** BEGIN **

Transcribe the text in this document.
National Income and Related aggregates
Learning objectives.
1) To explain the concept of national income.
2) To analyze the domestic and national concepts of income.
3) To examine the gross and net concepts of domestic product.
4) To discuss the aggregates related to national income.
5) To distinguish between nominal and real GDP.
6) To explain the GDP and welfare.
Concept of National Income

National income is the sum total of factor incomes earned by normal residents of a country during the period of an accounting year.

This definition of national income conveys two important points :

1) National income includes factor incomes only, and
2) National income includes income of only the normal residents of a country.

** END **
** BEGIN **

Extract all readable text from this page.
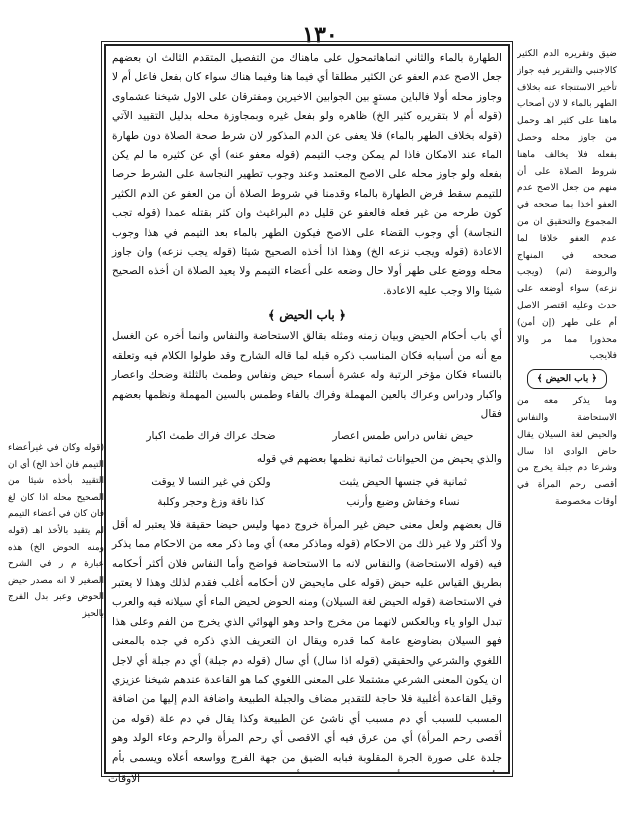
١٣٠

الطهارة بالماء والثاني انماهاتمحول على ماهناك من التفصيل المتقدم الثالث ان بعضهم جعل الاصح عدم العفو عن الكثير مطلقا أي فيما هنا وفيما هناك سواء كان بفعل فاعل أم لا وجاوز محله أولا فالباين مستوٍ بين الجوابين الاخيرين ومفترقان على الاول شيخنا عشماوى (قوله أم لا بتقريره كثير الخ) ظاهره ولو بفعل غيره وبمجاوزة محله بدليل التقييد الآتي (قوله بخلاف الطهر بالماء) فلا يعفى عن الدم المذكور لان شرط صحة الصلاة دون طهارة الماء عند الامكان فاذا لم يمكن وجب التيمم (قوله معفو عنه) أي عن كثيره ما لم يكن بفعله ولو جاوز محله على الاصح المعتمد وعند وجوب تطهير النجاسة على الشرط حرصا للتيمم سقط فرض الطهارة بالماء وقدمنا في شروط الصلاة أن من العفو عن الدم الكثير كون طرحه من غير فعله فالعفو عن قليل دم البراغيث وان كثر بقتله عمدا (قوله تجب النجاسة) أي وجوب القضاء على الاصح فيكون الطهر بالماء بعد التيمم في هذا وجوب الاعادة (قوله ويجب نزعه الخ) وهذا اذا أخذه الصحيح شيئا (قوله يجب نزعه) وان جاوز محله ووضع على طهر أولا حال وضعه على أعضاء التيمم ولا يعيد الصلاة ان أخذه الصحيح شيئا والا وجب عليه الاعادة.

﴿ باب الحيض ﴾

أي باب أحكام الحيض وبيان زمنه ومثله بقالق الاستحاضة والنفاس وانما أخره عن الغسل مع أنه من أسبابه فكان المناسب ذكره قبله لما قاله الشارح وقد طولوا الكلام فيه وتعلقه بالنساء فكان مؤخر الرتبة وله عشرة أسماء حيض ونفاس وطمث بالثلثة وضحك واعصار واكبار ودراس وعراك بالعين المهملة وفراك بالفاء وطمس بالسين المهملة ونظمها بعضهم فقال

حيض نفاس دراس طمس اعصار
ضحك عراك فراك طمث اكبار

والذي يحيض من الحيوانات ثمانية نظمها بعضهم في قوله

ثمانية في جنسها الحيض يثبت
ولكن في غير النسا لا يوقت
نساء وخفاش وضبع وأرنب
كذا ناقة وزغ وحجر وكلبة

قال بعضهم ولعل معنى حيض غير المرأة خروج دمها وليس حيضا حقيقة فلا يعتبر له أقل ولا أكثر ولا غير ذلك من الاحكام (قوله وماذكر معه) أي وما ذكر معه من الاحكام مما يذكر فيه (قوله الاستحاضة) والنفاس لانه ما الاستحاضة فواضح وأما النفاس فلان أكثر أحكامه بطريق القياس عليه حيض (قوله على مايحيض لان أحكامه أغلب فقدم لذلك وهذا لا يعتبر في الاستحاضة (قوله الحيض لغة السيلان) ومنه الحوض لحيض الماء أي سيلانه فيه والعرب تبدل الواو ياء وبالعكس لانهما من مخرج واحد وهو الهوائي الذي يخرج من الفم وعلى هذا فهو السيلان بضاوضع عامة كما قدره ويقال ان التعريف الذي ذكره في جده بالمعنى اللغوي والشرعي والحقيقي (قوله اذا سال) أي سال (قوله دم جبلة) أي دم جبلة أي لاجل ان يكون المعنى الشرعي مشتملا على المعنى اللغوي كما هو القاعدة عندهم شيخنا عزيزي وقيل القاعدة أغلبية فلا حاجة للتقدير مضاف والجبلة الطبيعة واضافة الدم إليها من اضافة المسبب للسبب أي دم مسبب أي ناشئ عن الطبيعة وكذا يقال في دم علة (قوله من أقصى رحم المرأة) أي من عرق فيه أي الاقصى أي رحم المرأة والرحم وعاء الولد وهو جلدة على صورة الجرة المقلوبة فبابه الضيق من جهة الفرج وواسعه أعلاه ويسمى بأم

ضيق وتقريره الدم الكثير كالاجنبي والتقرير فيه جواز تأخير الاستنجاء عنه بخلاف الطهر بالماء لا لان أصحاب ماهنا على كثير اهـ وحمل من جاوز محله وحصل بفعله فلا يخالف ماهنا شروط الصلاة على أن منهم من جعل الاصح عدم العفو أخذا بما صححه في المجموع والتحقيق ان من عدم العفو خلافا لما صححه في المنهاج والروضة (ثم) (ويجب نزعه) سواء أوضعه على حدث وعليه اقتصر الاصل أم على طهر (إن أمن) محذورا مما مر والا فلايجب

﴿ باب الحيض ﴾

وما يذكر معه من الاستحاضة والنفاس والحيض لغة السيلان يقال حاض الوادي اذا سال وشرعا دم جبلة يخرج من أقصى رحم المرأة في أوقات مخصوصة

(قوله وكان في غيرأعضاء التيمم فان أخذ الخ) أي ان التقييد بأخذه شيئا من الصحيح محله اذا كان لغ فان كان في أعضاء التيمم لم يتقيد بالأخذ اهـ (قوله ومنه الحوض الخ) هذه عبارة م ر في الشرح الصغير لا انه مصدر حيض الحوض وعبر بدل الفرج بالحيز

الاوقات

** END **

◆ What this task involves
Scan the listing above. Collect all lines with the word "only".

◆ Exercise output
1) National income includes factor incomes only, and
2) National income includes income of only the normal residents of a country.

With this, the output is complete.